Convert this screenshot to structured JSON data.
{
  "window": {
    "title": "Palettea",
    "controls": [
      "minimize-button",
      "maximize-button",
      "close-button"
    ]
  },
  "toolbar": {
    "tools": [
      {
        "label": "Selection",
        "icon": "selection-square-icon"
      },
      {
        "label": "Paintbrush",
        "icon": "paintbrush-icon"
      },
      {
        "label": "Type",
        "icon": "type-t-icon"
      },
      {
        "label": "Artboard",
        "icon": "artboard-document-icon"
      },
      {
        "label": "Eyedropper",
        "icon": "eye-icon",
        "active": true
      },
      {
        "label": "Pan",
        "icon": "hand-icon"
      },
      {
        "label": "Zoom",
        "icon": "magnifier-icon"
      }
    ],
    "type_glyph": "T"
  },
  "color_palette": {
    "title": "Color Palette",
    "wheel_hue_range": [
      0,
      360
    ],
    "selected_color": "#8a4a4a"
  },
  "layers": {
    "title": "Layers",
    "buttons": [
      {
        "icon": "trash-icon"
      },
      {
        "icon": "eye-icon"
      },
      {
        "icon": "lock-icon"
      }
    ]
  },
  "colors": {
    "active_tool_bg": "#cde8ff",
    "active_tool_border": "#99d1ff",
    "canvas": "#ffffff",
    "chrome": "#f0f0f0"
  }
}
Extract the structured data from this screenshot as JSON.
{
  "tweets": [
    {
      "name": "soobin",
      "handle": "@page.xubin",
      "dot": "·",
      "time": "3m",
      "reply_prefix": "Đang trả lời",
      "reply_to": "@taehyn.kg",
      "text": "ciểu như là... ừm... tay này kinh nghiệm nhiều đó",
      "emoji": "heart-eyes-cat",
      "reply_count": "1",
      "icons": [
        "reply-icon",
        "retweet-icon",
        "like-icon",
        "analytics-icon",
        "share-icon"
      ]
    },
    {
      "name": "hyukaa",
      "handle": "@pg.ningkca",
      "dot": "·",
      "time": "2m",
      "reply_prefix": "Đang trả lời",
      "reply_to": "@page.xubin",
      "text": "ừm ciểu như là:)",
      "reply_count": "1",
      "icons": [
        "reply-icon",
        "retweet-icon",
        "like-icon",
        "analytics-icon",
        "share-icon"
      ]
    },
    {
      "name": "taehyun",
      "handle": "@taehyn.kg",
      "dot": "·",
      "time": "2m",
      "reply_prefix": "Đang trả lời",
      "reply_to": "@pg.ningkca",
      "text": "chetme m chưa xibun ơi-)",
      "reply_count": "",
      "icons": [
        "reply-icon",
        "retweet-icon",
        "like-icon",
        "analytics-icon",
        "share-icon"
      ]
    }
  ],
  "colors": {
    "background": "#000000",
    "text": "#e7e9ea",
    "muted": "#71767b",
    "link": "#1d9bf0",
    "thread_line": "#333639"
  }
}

-=-=-=-=-

Task requirements | Extract every entry in the listing word for word.

Solution to this exercise |
Convert this screenshot to structured JSON data.
{
  "window": {
    "title": "Palettea",
    "controls": [
      "minimize-button",
      "maximize-button",
      "close-button"
    ]
  },
  "toolbar": {
    "tools": [
      {
        "label": "Selection",
        "icon": "selection-square-icon"
      },
      {
        "label": "Paintbrush",
        "icon": "paintbrush-icon"
      },
      {
        "label": "Type",
        "icon": "type-t-icon"
      },
      {
        "label": "Artboard",
        "icon": "artboard-document-icon"
      },
      {
        "label": "Eyedropper",
        "icon": "eye-icon",
        "active": true
      },
      {
        "label": "Pan",
        "icon": "hand-icon"
      },
      {
        "label": "Zoom",
        "icon": "magnifier-icon"
      }
    ],
    "type_glyph": "T"
  },
  "color_palette": {
    "title": "Color Palette",
    "wheel_hue_range": [
      0,
      360
    ],
    "selected_color": "#8a4a4a"
  },
  "layers": {
    "title": "Layers",
    "buttons": [
      {
        "icon": "trash-icon"
      },
      {
        "icon": "eye-icon"
      },
      {
        "icon": "lock-icon"
      }
    ]
  },
  "colors": {
    "active_tool_bg": "#cde8ff",
    "active_tool_border": "#99d1ff",
    "canvas": "#ffffff",
    "chrome": "#f0f0f0"
  }
}
Extract the structured data from this screenshot as JSON.
{
  "tweets": [
    {
      "name": "soobin",
      "handle": "@page.xubin",
      "dot": "·",
      "time": "3m",
      "reply_prefix": "Đang trả lời",
      "reply_to": "@taehyn.kg",
      "text": "ciểu như là... ừm... tay này kinh nghiệm nhiều đó",
      "emoji": "heart-eyes-cat",
      "reply_count": "1",
      "icons": [
        "reply-icon",
        "retweet-icon",
        "like-icon",
        "analytics-icon",
        "share-icon"
      ]
    },
    {
      "name": "hyukaa",
      "handle": "@pg.ningkca",
      "dot": "·",
      "time": "2m",
      "reply_prefix": "Đang trả lời",
      "reply_to": "@page.xubin",
      "text": "ừm ciểu như là:)",
      "reply_count": "1",
      "icons": [
        "reply-icon",
        "retweet-icon",
        "like-icon",
        "analytics-icon",
        "share-icon"
      ]
    },
    {
      "name": "taehyun",
      "handle": "@taehyn.kg",
      "dot": "·",
      "time": "2m",
      "reply_prefix": "Đang trả lời",
      "reply_to": "@pg.ningkca",
      "text": "chetme m chưa xibun ơi-)",
      "reply_count": "",
      "icons": [
        "reply-icon",
        "retweet-icon",
        "like-icon",
        "analytics-icon",
        "share-icon"
      ]
    }
  ],
  "colors": {
    "background": "#000000",
    "text": "#e7e9ea",
    "muted": "#71767b",
    "link": "#1d9bf0",
    "thread_line": "#333639"
  }
}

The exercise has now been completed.